=== Exercise aim ===
Go through the entries below and pick out every line with "Vвозврата".

----------------------------------------

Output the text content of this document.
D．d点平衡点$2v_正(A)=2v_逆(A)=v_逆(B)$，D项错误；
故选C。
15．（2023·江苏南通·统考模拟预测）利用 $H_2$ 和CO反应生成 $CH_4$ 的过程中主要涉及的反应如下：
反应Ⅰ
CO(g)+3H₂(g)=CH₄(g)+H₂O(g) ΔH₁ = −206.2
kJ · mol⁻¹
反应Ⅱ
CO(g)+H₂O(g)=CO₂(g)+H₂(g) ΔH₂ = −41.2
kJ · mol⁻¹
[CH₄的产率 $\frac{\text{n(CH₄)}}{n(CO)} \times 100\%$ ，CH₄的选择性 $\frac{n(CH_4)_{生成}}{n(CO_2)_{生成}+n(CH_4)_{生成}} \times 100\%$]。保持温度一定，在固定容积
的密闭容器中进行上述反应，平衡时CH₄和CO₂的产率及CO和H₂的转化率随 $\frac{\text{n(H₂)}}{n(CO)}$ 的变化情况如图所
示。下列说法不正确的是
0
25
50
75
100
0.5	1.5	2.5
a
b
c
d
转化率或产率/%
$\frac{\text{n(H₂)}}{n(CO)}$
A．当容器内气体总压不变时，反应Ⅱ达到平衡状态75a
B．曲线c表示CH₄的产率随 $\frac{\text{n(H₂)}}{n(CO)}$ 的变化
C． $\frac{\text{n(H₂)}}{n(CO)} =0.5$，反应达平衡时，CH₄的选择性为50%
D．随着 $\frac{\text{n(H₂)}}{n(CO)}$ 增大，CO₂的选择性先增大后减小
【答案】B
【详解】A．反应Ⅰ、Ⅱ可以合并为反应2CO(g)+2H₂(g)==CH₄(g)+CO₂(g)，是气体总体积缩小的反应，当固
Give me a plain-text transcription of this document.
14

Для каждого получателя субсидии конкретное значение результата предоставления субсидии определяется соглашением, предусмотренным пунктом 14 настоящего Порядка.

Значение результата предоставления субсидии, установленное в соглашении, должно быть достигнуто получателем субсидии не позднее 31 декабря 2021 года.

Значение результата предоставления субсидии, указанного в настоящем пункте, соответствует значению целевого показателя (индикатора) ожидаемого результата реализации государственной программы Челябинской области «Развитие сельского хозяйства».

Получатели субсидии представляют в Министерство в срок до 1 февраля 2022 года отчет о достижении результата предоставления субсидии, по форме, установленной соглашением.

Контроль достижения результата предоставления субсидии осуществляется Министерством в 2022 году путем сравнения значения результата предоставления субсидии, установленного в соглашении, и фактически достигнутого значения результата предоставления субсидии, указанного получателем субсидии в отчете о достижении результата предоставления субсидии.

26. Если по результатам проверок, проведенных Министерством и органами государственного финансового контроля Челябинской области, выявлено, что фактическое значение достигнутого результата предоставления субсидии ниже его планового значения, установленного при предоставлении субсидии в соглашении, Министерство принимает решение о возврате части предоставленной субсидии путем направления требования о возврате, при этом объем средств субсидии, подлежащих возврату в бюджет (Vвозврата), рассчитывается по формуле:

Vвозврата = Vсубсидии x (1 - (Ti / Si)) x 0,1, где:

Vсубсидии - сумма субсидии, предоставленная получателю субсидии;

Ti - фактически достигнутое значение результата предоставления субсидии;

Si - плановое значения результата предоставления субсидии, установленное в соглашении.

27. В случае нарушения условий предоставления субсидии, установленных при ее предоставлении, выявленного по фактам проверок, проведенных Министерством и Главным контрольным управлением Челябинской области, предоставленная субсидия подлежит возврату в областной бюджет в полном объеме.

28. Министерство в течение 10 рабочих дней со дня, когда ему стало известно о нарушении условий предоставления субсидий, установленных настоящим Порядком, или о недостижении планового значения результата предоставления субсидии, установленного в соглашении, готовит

----------------------------------------

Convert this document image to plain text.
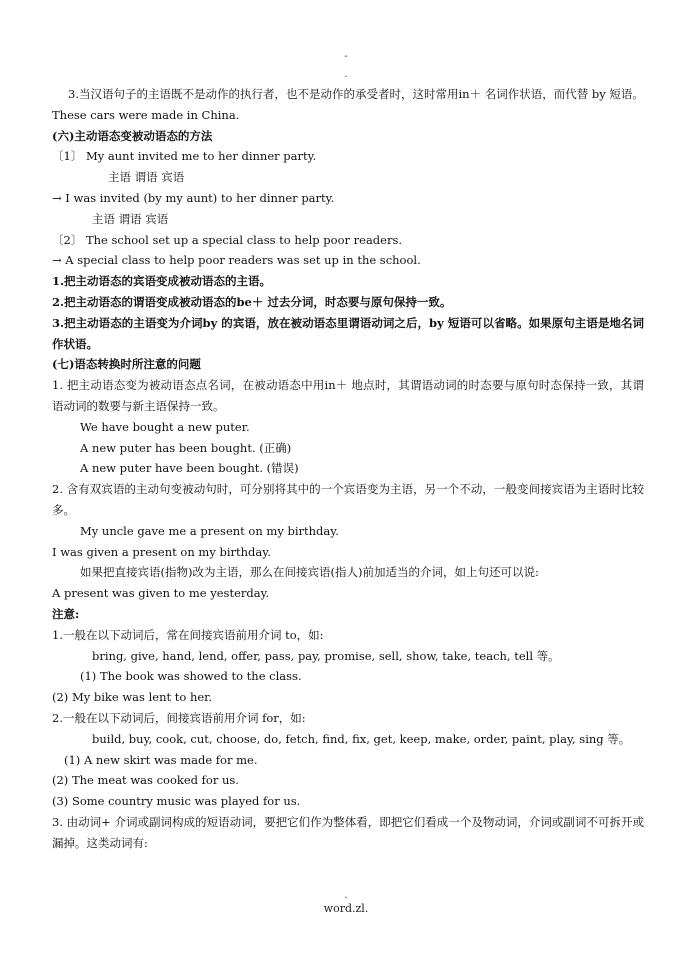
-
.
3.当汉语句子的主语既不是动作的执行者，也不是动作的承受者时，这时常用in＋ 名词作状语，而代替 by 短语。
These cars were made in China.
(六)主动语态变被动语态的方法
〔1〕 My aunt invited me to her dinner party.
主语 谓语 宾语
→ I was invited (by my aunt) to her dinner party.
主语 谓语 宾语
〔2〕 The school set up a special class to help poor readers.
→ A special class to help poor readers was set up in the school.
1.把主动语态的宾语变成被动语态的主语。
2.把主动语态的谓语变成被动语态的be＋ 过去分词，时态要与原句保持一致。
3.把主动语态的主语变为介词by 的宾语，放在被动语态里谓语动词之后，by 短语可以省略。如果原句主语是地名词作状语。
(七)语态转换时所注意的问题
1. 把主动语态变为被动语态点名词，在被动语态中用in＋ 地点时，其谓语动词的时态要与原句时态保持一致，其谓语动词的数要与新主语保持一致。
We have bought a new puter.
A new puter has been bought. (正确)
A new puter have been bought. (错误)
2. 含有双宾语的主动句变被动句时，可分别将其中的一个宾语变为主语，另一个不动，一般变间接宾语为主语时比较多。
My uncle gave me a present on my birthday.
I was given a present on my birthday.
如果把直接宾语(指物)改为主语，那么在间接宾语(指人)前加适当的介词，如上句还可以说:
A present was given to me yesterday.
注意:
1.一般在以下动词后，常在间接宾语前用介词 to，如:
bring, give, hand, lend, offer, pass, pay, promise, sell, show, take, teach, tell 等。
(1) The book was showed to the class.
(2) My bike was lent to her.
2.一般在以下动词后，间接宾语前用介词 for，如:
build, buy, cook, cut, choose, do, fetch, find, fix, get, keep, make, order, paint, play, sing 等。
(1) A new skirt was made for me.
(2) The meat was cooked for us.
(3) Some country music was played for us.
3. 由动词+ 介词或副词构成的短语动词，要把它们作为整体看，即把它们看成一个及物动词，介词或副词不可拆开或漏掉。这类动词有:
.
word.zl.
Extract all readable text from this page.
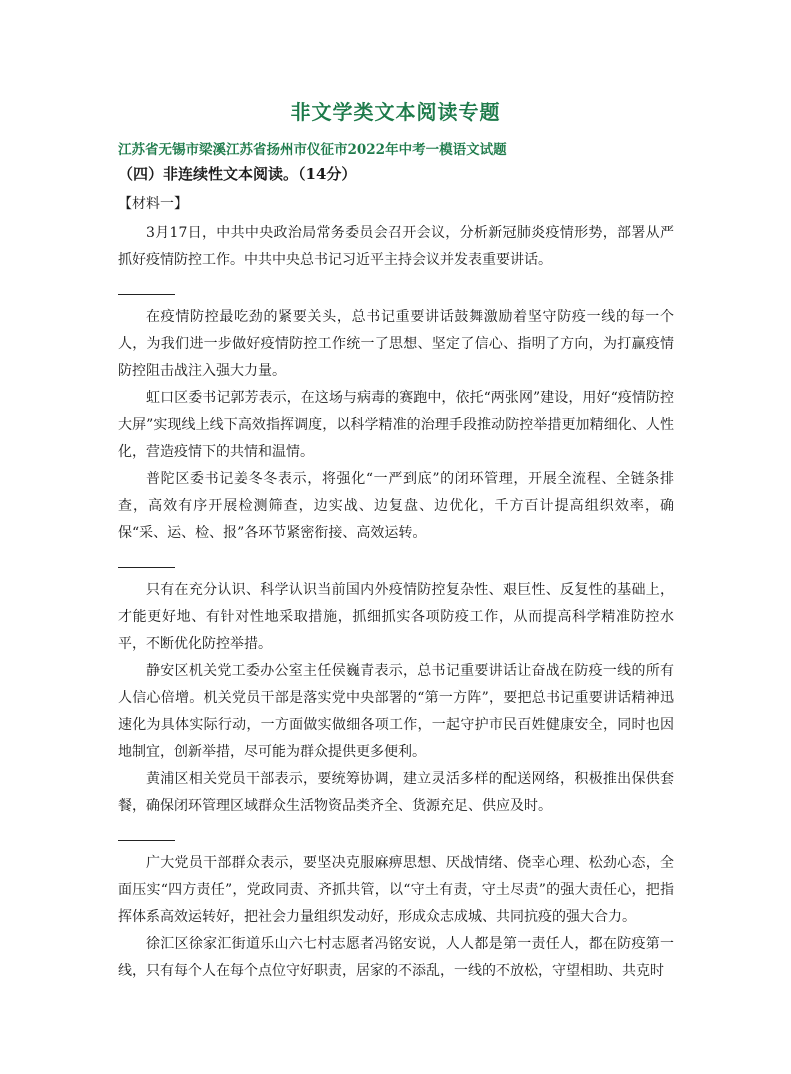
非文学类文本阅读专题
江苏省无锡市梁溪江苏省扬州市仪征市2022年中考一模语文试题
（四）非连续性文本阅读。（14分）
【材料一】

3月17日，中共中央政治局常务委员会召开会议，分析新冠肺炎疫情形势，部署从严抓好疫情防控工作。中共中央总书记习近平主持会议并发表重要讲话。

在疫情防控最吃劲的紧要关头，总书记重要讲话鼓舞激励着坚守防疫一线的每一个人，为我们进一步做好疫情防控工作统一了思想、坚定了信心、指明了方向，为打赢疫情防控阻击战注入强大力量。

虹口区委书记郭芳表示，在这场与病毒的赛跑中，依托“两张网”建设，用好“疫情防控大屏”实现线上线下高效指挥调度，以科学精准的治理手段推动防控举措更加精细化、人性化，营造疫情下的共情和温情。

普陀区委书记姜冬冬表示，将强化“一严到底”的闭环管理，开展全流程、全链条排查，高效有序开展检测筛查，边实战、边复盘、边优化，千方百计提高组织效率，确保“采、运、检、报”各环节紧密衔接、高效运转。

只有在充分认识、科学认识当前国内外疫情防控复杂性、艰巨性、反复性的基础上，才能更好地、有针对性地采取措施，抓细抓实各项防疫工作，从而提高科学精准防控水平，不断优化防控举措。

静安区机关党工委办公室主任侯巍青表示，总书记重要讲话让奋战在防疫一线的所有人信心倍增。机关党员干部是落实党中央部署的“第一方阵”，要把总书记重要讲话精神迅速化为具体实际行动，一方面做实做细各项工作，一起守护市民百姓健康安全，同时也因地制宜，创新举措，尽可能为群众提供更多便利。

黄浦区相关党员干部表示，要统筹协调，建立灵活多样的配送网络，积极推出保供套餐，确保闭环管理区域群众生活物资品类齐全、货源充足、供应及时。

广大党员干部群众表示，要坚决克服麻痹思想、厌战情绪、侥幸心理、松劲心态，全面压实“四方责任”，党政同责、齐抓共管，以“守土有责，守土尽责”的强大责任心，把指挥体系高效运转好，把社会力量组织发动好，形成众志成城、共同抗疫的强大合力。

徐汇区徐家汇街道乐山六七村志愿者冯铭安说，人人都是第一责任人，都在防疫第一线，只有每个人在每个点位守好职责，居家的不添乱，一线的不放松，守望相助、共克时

----------------------------------------

=== Response below ===
26. Если по результатам проверок, проведенных Министерством и органами государственного финансового контроля Челябинской области, выявлено, что фактическое значение достигнутого результата предоставления субсидии ниже его планового значения, установленного при предоставлении субсидии в соглашении, Министерство принимает решение о возврате части предоставленной субсидии путем направления требования о возврате, при этом объем средств субсидии, подлежащих возврату в бюджет (Vвозврата), рассчитывается по формуле:
Vвозврата = Vсубсидии x (1 - (Ti / Si)) x 0,1, где:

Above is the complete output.